_DO THIS_
In the entries below, find the lines with the word "cavalieri" and copy them.

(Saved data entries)
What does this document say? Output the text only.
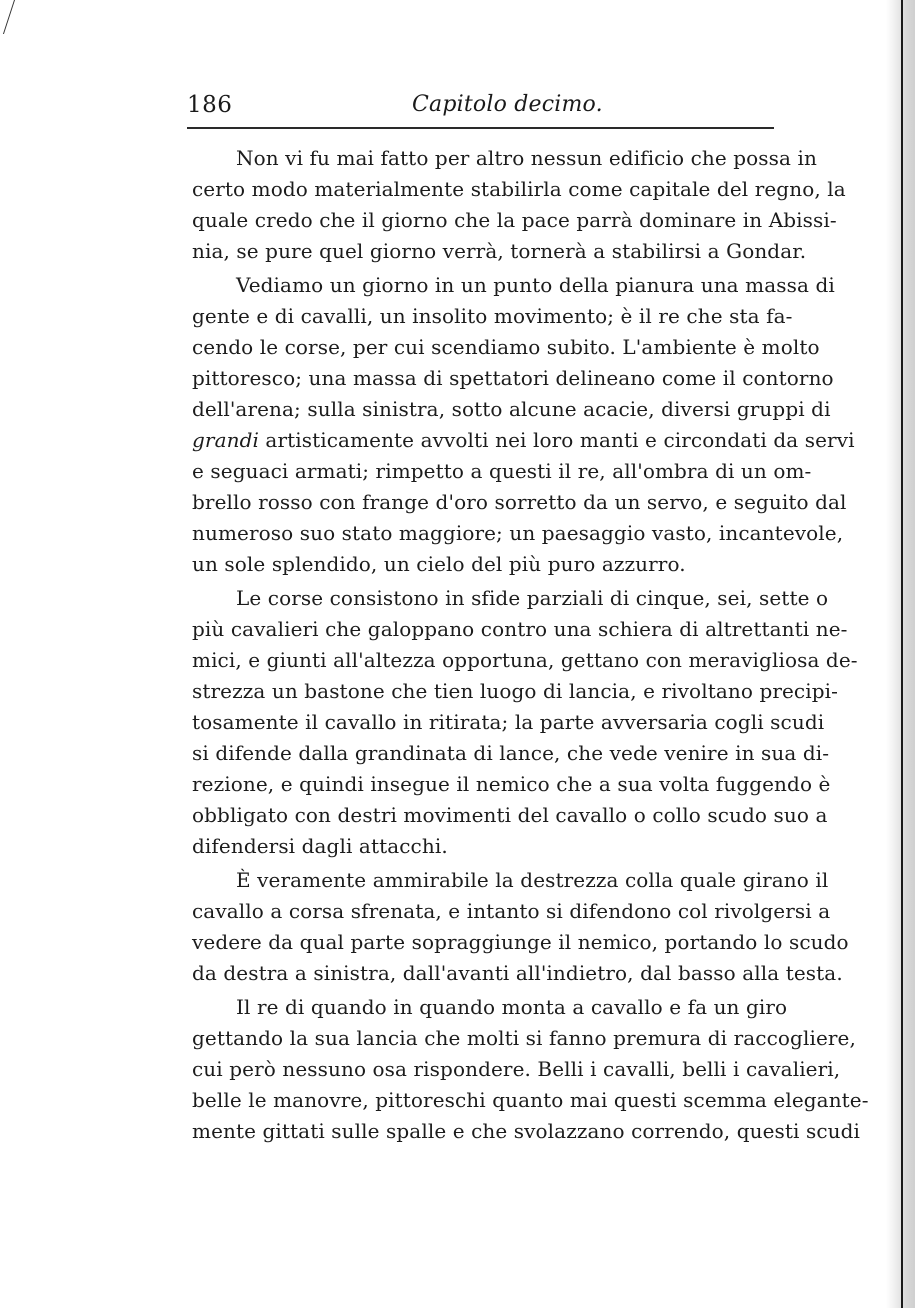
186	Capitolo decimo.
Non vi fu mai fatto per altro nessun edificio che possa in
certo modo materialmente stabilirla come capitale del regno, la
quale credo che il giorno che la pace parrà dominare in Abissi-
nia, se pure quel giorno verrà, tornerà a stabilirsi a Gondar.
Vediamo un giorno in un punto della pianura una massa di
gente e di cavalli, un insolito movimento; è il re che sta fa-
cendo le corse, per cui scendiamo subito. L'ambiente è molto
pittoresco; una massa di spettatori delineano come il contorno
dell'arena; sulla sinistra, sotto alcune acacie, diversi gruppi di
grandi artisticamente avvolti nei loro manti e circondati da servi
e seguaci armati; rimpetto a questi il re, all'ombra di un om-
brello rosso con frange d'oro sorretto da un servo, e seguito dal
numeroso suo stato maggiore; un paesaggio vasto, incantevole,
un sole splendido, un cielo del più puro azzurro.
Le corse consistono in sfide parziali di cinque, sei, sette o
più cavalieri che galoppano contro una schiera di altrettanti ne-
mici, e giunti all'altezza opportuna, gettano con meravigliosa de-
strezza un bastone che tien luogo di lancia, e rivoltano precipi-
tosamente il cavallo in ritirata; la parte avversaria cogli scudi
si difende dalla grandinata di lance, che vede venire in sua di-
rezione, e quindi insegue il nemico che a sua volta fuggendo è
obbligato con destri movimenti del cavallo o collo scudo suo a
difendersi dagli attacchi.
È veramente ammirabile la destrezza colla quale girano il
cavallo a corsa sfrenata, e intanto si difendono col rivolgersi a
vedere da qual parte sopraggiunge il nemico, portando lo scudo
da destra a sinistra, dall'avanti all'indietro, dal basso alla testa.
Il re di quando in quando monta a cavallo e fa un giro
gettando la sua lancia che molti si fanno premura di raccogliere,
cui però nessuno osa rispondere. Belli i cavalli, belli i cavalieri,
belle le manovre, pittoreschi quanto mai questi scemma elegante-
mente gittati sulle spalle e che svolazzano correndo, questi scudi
==
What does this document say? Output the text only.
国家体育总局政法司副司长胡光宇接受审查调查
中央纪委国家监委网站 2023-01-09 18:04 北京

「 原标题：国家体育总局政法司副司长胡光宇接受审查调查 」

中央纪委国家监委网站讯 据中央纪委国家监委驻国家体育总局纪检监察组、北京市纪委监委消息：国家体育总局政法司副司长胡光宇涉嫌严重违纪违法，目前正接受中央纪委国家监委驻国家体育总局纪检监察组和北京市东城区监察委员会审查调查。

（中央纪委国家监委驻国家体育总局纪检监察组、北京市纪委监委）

_EXPECTED ANSWER_
più cavalieri che galoppano contro una schiera di altrettanti ne-
cui però nessuno osa rispondere. Belli i cavalli, belli i cavalieri,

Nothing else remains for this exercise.